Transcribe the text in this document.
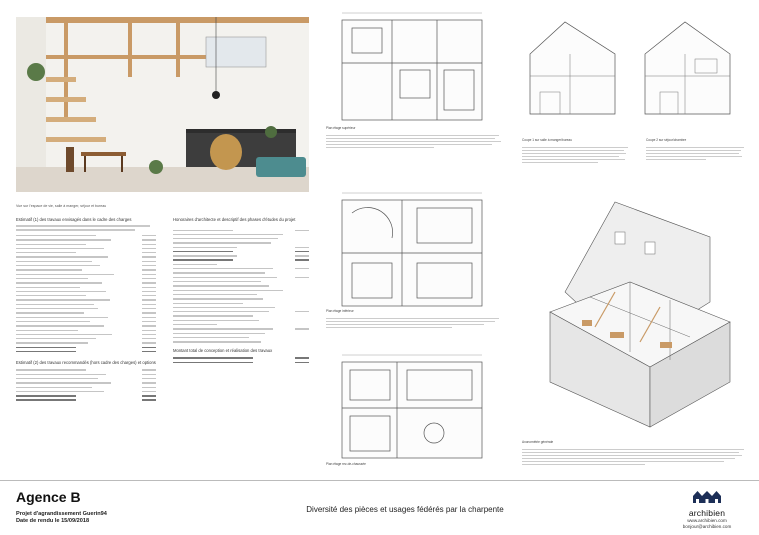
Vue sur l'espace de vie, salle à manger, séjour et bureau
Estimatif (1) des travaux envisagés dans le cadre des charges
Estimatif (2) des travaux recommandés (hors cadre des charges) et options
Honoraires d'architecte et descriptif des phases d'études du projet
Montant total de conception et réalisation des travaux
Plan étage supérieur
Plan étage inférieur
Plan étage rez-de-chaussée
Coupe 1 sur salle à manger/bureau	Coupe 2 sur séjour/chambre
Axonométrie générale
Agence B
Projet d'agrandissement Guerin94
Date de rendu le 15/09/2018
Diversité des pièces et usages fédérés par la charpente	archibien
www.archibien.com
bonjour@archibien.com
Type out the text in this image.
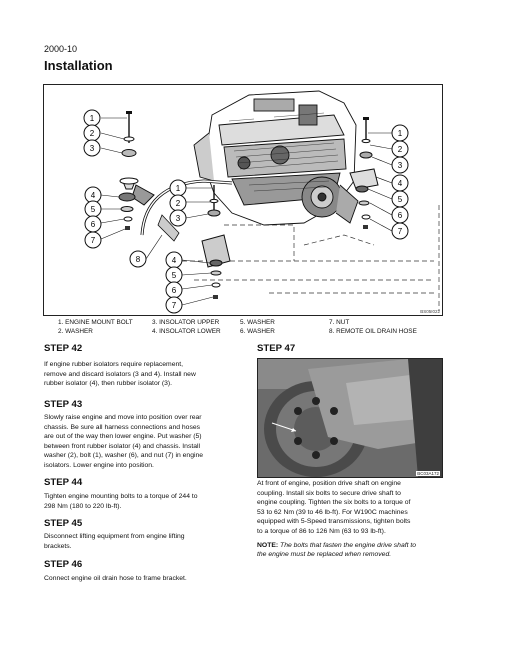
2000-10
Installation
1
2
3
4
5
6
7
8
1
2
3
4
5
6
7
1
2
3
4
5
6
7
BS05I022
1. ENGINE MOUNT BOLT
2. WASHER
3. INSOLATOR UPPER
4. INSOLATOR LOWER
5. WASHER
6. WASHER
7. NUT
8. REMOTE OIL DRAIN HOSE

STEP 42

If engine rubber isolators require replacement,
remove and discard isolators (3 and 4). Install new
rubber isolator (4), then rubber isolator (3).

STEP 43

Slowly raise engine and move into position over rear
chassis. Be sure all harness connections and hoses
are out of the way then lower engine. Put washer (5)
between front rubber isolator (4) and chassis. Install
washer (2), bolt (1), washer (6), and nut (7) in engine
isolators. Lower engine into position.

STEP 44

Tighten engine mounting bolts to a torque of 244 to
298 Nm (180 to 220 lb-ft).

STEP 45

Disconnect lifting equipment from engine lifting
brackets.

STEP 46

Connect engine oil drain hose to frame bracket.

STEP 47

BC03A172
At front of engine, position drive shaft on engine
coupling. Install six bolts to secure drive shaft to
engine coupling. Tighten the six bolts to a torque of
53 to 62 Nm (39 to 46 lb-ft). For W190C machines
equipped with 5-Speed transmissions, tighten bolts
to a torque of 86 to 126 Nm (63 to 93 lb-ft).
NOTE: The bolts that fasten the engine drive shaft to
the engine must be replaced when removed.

========================================================================

• EXERCISE DESCRIPTION: Skip all pictures. Write out only the lines from the one containing "Type out the text in this image." to the end of the listing above, inclusive, exactly as given.

• FULL ANSWER:
Type out the text in this image.
2000-10
Installation
1
2
3
4
5
6
7
8
1
2
3
4
5
6
7
1
2
3
4
5
6
7
BS05I022
1. ENGINE MOUNT BOLT
2. WASHER
3. INSOLATOR UPPER
4. INSOLATOR LOWER
5. WASHER
6. WASHER
7. NUT
8. REMOTE OIL DRAIN HOSE

STEP 42

If engine rubber isolators require replacement,
remove and discard isolators (3 and 4). Install new
rubber isolator (4), then rubber isolator (3).

STEP 43

Slowly raise engine and move into position over rear
chassis. Be sure all harness connections and hoses
are out of the way then lower engine. Put washer (5)
between front rubber isolator (4) and chassis. Install
washer (2), bolt (1), washer (6), and nut (7) in engine
isolators. Lower engine into position.

STEP 44

Tighten engine mounting bolts to a torque of 244 to
298 Nm (180 to 220 lb-ft).

STEP 45

Disconnect lifting equipment from engine lifting
brackets.

STEP 46

Connect engine oil drain hose to frame bracket.

STEP 47

BC03A172
At front of engine, position drive shaft on engine
coupling. Install six bolts to secure drive shaft to
engine coupling. Tighten the six bolts to a torque of
53 to 62 Nm (39 to 46 lb-ft). For W190C machines
equipped with 5-Speed transmissions, tighten bolts
to a torque of 86 to 126 Nm (63 to 93 lb-ft).
NOTE: The bolts that fasten the engine drive shaft to
the engine must be replaced when removed.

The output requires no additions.